* Records for processing *
§

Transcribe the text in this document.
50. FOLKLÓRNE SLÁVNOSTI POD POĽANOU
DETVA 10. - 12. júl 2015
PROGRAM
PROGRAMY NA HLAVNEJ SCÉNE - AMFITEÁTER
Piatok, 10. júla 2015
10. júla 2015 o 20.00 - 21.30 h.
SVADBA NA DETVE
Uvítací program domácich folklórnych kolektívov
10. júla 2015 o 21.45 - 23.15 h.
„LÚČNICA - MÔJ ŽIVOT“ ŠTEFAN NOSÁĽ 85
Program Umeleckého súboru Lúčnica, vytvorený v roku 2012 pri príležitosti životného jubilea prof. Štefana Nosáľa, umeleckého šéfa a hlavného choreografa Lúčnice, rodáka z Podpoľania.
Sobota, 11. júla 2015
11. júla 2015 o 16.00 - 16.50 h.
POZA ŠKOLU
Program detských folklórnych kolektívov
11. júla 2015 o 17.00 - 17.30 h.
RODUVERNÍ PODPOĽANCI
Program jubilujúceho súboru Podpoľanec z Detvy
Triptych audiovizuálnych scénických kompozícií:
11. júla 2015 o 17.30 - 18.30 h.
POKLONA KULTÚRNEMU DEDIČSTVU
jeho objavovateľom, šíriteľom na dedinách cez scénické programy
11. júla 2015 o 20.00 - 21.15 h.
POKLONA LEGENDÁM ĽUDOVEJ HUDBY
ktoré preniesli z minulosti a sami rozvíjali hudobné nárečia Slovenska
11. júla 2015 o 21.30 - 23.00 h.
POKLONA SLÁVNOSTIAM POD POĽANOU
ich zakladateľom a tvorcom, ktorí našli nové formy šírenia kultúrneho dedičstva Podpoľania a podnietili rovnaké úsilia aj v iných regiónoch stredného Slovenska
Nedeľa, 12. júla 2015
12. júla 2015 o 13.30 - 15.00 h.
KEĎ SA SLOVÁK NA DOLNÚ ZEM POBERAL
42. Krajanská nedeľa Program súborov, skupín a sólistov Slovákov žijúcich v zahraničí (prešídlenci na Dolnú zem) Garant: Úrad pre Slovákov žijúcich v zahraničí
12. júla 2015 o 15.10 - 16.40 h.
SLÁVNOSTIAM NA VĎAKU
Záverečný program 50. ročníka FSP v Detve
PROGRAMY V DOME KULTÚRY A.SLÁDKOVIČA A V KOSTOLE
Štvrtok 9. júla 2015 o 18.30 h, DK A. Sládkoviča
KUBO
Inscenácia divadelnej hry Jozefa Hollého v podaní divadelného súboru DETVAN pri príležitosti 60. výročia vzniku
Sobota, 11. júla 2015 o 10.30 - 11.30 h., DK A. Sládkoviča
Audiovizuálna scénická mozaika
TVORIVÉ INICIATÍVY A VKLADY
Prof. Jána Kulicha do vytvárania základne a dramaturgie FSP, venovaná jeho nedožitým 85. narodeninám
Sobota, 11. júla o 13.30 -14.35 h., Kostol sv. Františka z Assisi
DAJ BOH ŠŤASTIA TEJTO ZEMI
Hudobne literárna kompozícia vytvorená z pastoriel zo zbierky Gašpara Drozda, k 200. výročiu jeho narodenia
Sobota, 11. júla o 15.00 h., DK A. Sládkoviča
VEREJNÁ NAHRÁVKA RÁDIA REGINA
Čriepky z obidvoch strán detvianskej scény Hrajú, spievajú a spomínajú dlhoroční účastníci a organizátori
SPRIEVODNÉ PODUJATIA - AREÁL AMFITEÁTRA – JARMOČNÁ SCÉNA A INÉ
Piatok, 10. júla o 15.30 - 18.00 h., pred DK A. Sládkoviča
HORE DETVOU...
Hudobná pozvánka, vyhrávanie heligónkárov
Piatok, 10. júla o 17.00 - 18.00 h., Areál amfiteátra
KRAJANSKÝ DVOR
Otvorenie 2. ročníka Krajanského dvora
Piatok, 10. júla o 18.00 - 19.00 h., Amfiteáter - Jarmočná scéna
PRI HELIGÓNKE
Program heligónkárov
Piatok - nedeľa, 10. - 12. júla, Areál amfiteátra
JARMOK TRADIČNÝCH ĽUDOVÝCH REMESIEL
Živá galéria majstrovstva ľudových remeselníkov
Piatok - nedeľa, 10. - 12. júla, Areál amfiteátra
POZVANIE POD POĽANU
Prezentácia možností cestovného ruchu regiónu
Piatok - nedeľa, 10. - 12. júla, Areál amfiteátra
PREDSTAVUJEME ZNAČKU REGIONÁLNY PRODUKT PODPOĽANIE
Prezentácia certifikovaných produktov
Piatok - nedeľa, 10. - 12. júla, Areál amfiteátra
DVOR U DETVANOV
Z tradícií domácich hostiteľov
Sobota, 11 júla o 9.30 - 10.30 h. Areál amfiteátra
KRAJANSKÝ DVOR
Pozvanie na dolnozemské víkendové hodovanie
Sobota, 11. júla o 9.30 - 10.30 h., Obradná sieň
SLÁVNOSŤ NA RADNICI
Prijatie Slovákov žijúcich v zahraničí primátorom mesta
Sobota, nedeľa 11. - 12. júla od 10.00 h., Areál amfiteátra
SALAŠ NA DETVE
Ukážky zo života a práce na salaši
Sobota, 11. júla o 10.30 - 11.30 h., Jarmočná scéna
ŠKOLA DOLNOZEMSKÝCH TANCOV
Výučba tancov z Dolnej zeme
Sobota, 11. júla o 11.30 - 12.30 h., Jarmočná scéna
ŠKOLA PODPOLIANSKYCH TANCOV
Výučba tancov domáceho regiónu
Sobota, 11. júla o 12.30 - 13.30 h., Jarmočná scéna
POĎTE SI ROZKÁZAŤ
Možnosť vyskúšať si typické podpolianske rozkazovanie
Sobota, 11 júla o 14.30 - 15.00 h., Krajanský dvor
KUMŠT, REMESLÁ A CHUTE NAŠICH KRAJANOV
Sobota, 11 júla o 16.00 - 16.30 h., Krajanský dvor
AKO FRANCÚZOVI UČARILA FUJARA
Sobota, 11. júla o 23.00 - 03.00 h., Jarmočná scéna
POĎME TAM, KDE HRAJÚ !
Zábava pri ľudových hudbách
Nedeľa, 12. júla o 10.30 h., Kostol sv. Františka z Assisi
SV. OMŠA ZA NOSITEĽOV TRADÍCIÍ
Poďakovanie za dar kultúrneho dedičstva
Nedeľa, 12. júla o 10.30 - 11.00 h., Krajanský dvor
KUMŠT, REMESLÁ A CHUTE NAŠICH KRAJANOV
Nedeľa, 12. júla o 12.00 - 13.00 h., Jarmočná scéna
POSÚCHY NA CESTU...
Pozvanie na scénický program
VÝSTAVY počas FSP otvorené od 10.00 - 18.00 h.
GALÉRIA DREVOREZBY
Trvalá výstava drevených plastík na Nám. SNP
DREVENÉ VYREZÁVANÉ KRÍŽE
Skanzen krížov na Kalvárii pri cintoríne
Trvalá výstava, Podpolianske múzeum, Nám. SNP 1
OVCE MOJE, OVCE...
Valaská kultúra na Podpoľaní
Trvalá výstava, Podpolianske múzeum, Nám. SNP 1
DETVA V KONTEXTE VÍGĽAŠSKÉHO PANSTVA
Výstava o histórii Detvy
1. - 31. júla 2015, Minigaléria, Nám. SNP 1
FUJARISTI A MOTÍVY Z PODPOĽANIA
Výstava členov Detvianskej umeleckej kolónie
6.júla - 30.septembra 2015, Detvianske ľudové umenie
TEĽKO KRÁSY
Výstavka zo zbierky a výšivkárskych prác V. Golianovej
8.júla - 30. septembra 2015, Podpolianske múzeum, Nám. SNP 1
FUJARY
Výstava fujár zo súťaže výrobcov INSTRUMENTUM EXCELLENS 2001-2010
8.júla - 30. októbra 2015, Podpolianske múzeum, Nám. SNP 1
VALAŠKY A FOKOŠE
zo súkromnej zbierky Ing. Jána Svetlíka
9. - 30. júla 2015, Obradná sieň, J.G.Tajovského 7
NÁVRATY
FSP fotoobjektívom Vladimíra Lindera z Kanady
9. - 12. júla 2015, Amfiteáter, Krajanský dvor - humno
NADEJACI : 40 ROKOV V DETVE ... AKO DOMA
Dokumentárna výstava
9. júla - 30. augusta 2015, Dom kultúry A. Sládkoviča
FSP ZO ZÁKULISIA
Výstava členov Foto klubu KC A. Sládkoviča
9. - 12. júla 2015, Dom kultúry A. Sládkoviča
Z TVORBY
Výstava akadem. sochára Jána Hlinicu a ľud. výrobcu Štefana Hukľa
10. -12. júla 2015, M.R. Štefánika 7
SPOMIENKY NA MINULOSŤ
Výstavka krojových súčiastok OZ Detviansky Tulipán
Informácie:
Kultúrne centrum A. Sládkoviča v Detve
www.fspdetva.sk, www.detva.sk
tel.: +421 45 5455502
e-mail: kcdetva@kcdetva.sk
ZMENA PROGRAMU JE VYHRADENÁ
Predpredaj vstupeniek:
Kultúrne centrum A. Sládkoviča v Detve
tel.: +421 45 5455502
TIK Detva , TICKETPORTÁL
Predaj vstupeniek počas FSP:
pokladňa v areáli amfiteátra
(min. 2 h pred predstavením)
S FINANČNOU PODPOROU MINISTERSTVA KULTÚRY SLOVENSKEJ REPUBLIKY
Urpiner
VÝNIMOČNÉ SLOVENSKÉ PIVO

§

* Task goal *
Pick out the lines above that hold the string "jeho" and show them.

* Exercise response *
jeho objavovateľom, šíriteľom na dedinách cez scénické programy
Prof. Jána Kulicha do vytvárania základne a dramaturgie FSP, venovaná jeho nedožitým 85. narodeninám
Hudobne literárna kompozícia vytvorená z pastoriel zo zbierky Gašpara Drozda, k 200. výročiu jeho narodenia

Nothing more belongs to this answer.